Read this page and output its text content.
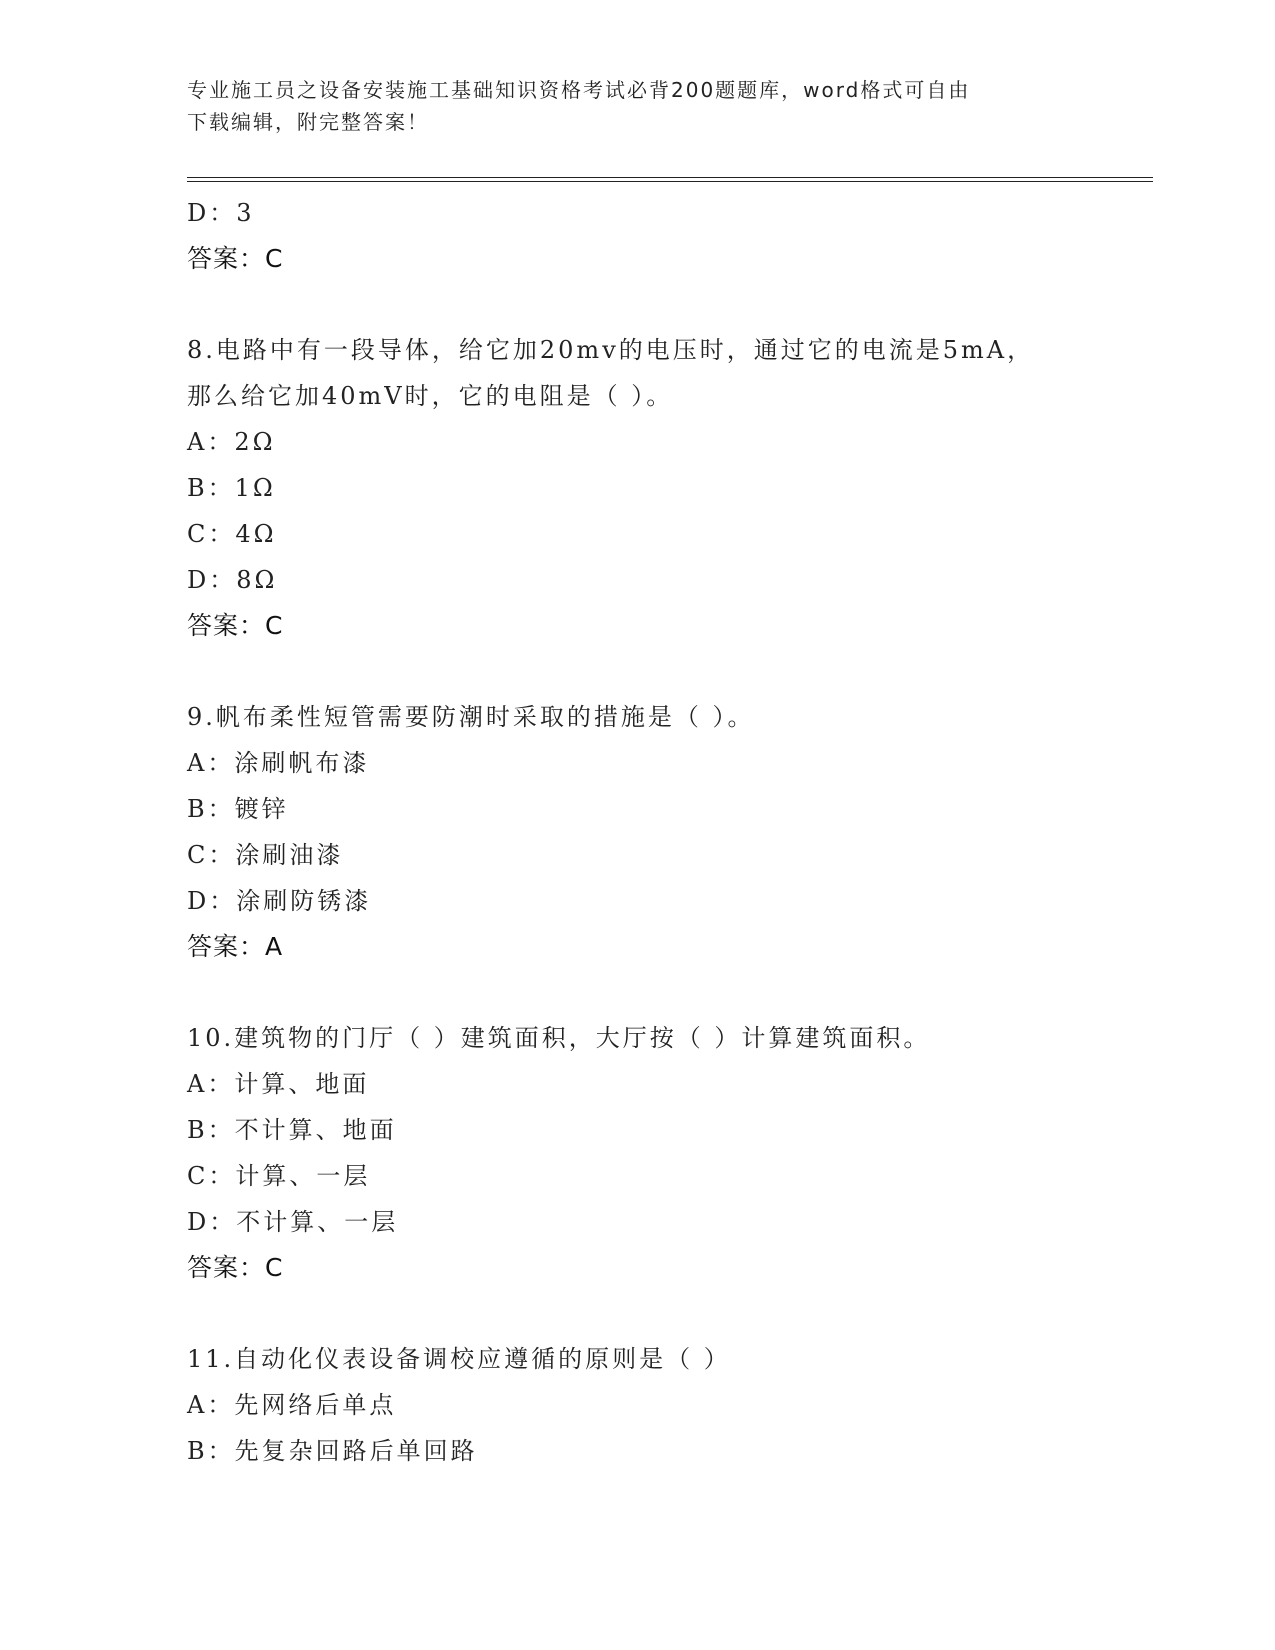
专业施工员之设备安装施工基础知识资格考试必背200题题库，word格式可自由
下载编辑，附完整答案！
D：3
答案：C
8.电路中有一段导体，给它加20mv的电压时，通过它的电流是5mA，
那么给它加40mV时，它的电阻是（ ）。
A：2Ω
B：1Ω
C：4Ω
D：8Ω
答案：C
9.帆布柔性短管需要防潮时采取的措施是（ ）。
A：涂刷帆布漆
B：镀锌
C：涂刷油漆
D：涂刷防锈漆
答案：A
10.建筑物的门厅（ ）建筑面积，大厅按（ ）计算建筑面积。
A：计算、地面
B：不计算、地面
C：计算、一层
D：不计算、一层
答案：C
11.自动化仪表设备调校应遵循的原则是（ ）
A：先网络后单点
B：先复杂回路后单回路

* PROBLEM DESCRIPTION *
Write out all the entries again, word for word, and print no images.

* EXPECTED ANSWER *
Read this page and output its text content.
专业施工员之设备安装施工基础知识资格考试必背200题题库，word格式可自由
下载编辑，附完整答案！
D：3
答案：C
8.电路中有一段导体，给它加20mv的电压时，通过它的电流是5mA，
那么给它加40mV时，它的电阻是（ ）。
A：2Ω
B：1Ω
C：4Ω
D：8Ω
答案：C
9.帆布柔性短管需要防潮时采取的措施是（ ）。
A：涂刷帆布漆
B：镀锌
C：涂刷油漆
D：涂刷防锈漆
答案：A
10.建筑物的门厅（ ）建筑面积，大厅按（ ）计算建筑面积。
A：计算、地面
B：不计算、地面
C：计算、一层
D：不计算、一层
答案：C
11.自动化仪表设备调校应遵循的原则是（ ）
A：先网络后单点
B：先复杂回路后单回路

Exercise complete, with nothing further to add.